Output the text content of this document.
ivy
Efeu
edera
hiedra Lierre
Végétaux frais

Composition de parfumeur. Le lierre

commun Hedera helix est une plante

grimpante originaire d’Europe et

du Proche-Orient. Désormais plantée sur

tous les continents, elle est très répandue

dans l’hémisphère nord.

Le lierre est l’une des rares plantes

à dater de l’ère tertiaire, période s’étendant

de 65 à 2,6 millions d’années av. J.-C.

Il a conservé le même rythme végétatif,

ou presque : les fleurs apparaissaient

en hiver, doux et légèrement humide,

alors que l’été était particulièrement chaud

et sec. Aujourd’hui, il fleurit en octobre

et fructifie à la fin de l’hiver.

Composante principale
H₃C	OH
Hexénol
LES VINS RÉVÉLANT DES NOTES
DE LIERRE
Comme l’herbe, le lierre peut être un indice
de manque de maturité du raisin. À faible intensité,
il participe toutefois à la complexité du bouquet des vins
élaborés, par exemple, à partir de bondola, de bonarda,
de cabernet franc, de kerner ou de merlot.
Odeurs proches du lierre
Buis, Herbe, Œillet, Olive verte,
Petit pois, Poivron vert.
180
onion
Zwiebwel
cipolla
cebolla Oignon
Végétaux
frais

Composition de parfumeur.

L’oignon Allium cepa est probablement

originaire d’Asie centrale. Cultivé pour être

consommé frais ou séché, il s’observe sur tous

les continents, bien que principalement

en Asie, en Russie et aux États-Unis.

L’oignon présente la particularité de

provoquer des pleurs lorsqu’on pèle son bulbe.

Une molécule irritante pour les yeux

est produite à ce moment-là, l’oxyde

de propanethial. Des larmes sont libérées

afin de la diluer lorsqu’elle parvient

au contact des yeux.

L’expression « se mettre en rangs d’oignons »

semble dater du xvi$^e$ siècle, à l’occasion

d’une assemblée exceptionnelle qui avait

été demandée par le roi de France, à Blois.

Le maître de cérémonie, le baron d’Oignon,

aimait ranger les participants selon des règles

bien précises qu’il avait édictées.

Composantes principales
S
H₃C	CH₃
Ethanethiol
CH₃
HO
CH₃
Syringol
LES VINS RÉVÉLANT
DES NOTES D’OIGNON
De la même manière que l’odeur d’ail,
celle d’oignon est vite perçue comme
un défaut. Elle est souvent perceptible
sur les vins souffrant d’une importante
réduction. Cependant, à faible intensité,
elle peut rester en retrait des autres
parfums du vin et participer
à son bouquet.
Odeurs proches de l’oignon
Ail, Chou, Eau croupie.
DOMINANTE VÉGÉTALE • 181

WRITTEN TASK => Copy each line of the data above that holds "être".

OUTPUT FOR THIS TASK =>
Comme l’herbe, le lierre peut être un indice
originaire d’Asie centrale. Cultivé pour être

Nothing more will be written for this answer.